### TASK GOAL
Every entry needs to be printed exactly, please.

### RECORDED DATA
* begin *

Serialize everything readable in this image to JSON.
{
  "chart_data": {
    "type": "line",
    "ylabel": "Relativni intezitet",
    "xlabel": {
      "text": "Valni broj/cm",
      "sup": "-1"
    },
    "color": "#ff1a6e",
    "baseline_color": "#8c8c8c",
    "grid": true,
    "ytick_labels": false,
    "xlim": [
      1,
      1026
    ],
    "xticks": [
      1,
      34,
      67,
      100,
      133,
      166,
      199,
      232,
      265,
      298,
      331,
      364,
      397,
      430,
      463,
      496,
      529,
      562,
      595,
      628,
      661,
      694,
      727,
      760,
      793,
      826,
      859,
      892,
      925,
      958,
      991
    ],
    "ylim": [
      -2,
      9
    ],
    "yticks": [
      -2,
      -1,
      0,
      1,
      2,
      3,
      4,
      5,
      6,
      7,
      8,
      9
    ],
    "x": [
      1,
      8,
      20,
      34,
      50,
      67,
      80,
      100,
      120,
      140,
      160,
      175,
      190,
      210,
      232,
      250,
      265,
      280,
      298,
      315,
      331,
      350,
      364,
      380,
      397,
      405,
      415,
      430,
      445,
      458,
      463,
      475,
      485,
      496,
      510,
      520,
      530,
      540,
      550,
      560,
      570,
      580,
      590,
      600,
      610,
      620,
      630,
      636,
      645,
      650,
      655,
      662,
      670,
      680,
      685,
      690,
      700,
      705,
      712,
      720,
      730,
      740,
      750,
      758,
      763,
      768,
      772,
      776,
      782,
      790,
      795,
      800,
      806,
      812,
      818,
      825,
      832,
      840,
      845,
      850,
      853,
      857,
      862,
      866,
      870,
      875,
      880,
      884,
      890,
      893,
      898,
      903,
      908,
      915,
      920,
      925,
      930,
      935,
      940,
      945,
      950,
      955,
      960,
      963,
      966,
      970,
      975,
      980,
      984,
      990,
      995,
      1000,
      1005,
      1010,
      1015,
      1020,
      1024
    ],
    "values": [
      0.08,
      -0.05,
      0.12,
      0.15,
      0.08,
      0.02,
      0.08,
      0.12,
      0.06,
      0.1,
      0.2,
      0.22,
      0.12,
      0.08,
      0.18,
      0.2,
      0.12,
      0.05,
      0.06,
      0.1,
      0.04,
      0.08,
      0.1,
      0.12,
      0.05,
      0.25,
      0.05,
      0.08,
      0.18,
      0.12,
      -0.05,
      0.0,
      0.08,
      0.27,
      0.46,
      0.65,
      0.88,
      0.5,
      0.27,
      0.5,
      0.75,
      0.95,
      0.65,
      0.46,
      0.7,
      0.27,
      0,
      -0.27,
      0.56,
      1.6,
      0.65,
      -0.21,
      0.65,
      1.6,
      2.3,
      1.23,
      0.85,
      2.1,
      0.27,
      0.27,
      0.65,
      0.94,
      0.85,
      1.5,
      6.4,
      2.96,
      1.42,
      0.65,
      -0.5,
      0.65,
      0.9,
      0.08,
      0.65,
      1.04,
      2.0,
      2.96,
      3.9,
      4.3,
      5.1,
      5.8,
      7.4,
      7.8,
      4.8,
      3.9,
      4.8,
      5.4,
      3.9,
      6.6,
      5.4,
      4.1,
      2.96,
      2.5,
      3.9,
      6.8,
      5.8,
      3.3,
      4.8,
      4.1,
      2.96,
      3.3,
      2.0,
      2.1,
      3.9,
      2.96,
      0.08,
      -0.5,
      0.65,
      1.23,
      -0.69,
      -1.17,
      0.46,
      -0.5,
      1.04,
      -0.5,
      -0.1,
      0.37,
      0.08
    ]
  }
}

* end *

### COMPLETE ANSWER
Serialize everything readable in this image to JSON.
{
  "chart_data": {
    "type": "line",
    "ylabel": "Relativni intezitet",
    "xlabel": {
      "text": "Valni broj/cm",
      "sup": "-1"
    },
    "color": "#ff1a6e",
    "baseline_color": "#8c8c8c",
    "grid": true,
    "ytick_labels": false,
    "xlim": [
      1,
      1026
    ],
    "xticks": [
      1,
      34,
      67,
      100,
      133,
      166,
      199,
      232,
      265,
      298,
      331,
      364,
      397,
      430,
      463,
      496,
      529,
      562,
      595,
      628,
      661,
      694,
      727,
      760,
      793,
      826,
      859,
      892,
      925,
      958,
      991
    ],
    "ylim": [
      -2,
      9
    ],
    "yticks": [
      -2,
      -1,
      0,
      1,
      2,
      3,
      4,
      5,
      6,
      7,
      8,
      9
    ],
    "x": [
      1,
      8,
      20,
      34,
      50,
      67,
      80,
      100,
      120,
      140,
      160,
      175,
      190,
      210,
      232,
      250,
      265,
      280,
      298,
      315,
      331,
      350,
      364,
      380,
      397,
      405,
      415,
      430,
      445,
      458,
      463,
      475,
      485,
      496,
      510,
      520,
      530,
      540,
      550,
      560,
      570,
      580,
      590,
      600,
      610,
      620,
      630,
      636,
      645,
      650,
      655,
      662,
      670,
      680,
      685,
      690,
      700,
      705,
      712,
      720,
      730,
      740,
      750,
      758,
      763,
      768,
      772,
      776,
      782,
      790,
      795,
      800,
      806,
      812,
      818,
      825,
      832,
      840,
      845,
      850,
      853,
      857,
      862,
      866,
      870,
      875,
      880,
      884,
      890,
      893,
      898,
      903,
      908,
      915,
      920,
      925,
      930,
      935,
      940,
      945,
      950,
      955,
      960,
      963,
      966,
      970,
      975,
      980,
      984,
      990,
      995,
      1000,
      1005,
      1010,
      1015,
      1020,
      1024
    ],
    "values": [
      0.08,
      -0.05,
      0.12,
      0.15,
      0.08,
      0.02,
      0.08,
      0.12,
      0.06,
      0.1,
      0.2,
      0.22,
      0.12,
      0.08,
      0.18,
      0.2,
      0.12,
      0.05,
      0.06,
      0.1,
      0.04,
      0.08,
      0.1,
      0.12,
      0.05,
      0.25,
      0.05,
      0.08,
      0.18,
      0.12,
      -0.05,
      0.0,
      0.08,
      0.27,
      0.46,
      0.65,
      0.88,
      0.5,
      0.27,
      0.5,
      0.75,
      0.95,
      0.65,
      0.46,
      0.7,
      0.27,
      0,
      -0.27,
      0.56,
      1.6,
      0.65,
      -0.21,
      0.65,
      1.6,
      2.3,
      1.23,
      0.85,
      2.1,
      0.27,
      0.27,
      0.65,
      0.94,
      0.85,
      1.5,
      6.4,
      2.96,
      1.42,
      0.65,
      -0.5,
      0.65,
      0.9,
      0.08,
      0.65,
      1.04,
      2.0,
      2.96,
      3.9,
      4.3,
      5.1,
      5.8,
      7.4,
      7.8,
      4.8,
      3.9,
      4.8,
      5.4,
      3.9,
      6.6,
      5.4,
      4.1,
      2.96,
      2.5,
      3.9,
      6.8,
      5.8,
      3.3,
      4.8,
      4.1,
      2.96,
      3.3,
      2.0,
      2.1,
      3.9,
      2.96,
      0.08,
      -0.5,
      0.65,
      1.23,
      -0.69,
      -1.17,
      0.46,
      -0.5,
      1.04,
      -0.5,
      -0.1,
      0.37,
      0.08
    ]
  }
}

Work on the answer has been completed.